▸ **Material for this exercise**
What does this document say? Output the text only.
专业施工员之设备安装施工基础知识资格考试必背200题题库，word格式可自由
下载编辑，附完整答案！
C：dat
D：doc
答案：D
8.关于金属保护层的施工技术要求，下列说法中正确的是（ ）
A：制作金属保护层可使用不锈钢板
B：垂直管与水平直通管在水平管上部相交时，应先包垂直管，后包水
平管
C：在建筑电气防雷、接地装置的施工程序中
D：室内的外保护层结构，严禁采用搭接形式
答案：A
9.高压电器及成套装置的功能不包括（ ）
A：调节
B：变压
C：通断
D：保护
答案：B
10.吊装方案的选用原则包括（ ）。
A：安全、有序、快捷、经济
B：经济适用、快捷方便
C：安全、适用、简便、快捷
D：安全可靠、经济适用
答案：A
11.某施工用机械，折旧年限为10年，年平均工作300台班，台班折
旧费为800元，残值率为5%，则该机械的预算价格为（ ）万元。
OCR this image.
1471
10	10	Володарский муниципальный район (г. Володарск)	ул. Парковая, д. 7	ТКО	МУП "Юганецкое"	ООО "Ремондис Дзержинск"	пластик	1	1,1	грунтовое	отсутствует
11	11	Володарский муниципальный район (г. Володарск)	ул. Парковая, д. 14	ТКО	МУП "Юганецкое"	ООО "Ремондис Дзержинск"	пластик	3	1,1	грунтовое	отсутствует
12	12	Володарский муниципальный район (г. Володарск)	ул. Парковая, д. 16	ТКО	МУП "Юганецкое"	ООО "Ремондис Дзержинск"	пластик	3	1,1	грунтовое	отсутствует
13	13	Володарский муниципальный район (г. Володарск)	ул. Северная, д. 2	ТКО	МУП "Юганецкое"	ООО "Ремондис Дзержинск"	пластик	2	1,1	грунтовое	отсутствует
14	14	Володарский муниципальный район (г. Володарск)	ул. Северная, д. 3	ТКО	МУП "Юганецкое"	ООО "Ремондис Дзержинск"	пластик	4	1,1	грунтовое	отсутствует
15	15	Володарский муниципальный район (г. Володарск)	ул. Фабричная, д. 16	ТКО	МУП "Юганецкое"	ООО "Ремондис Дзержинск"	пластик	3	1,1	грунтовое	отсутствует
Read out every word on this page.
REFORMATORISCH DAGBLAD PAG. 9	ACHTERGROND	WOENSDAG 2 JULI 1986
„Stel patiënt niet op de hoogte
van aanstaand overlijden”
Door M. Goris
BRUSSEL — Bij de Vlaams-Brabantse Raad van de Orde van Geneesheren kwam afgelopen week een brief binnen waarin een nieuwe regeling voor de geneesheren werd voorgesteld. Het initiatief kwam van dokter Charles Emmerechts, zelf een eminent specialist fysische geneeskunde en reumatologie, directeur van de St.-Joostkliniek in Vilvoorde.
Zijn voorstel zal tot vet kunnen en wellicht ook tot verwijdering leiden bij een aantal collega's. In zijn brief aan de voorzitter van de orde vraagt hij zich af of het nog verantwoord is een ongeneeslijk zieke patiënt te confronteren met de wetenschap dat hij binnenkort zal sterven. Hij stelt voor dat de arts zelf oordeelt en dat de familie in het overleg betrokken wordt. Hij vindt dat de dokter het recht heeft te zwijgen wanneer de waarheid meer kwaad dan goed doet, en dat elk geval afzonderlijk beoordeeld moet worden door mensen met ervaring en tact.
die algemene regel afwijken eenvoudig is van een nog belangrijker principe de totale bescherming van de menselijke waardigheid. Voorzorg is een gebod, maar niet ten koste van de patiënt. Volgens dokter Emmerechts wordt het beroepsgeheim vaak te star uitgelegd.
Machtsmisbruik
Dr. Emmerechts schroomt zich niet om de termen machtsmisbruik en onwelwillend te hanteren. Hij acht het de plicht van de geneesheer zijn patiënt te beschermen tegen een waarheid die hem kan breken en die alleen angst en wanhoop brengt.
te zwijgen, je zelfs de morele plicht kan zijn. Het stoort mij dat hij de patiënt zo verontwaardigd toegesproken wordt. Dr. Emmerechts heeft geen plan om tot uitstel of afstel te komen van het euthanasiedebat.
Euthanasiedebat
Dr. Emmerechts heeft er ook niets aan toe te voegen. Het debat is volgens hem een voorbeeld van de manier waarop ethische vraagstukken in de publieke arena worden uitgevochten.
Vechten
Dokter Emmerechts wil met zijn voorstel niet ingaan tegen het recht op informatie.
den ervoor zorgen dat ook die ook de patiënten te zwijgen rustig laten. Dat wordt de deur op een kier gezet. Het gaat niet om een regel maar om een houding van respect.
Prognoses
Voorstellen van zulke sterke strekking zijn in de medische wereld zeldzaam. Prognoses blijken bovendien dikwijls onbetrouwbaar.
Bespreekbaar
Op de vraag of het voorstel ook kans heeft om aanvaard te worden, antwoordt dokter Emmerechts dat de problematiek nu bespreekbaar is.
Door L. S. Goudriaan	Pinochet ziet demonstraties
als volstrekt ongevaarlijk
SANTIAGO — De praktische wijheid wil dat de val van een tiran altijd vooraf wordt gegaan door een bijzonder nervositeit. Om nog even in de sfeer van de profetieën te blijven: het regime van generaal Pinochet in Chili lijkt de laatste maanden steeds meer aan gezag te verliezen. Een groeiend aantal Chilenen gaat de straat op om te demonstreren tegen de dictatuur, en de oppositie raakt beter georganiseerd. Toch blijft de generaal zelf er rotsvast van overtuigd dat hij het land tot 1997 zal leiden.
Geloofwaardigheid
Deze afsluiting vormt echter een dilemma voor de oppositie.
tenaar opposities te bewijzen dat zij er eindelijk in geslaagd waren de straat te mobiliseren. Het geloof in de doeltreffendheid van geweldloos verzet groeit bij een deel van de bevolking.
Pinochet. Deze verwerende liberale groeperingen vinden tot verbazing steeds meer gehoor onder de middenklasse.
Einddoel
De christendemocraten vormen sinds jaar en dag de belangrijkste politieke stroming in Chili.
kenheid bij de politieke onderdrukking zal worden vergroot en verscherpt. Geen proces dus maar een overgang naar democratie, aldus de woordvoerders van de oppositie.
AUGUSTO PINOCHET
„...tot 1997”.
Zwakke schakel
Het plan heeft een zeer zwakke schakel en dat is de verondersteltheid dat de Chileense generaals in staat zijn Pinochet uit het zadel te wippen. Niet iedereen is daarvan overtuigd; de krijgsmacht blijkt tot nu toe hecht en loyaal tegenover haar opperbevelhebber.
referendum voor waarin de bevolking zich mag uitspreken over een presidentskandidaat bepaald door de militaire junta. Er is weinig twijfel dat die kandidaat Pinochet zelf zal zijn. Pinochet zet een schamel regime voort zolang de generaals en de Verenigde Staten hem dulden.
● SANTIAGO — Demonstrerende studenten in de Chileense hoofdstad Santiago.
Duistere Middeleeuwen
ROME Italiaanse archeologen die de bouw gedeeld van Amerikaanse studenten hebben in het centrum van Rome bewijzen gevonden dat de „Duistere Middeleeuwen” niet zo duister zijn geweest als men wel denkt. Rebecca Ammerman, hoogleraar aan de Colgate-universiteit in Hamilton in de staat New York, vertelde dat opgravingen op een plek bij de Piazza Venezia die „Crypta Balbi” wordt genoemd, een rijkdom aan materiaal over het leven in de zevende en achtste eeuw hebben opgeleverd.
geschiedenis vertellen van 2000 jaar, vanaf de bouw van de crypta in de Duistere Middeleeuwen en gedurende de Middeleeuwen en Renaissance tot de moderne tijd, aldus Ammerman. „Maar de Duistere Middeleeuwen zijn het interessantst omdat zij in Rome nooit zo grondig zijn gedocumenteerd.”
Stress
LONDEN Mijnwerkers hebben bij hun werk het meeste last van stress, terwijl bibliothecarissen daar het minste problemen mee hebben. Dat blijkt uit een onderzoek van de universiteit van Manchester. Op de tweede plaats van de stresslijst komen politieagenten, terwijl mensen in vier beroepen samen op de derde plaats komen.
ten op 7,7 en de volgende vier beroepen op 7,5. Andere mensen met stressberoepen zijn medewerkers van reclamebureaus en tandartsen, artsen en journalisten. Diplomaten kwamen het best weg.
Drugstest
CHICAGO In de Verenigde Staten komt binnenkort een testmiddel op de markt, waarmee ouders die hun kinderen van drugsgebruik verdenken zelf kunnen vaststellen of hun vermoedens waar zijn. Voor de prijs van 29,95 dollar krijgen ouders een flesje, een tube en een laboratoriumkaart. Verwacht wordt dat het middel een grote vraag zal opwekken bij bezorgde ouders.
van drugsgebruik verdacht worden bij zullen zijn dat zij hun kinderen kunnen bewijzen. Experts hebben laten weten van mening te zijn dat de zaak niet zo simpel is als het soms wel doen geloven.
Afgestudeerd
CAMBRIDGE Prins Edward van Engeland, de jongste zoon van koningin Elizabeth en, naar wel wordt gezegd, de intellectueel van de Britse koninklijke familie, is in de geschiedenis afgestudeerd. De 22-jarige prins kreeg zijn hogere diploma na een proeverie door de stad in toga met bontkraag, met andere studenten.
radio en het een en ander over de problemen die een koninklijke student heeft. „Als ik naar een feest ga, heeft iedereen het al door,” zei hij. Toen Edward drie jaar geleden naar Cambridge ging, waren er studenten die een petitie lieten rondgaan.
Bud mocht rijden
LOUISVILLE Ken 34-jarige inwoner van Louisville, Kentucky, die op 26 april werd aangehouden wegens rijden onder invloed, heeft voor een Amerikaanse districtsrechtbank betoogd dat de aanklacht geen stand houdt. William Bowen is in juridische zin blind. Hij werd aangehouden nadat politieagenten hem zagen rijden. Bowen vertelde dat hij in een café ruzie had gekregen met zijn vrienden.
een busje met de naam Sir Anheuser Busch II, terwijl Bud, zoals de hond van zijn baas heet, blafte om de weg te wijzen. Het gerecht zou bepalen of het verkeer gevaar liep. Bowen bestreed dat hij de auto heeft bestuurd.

▸ **Set task**
Of the lines in the material, how many hold the word "Staten"? Reply with the number only.

▸ **Task response**
2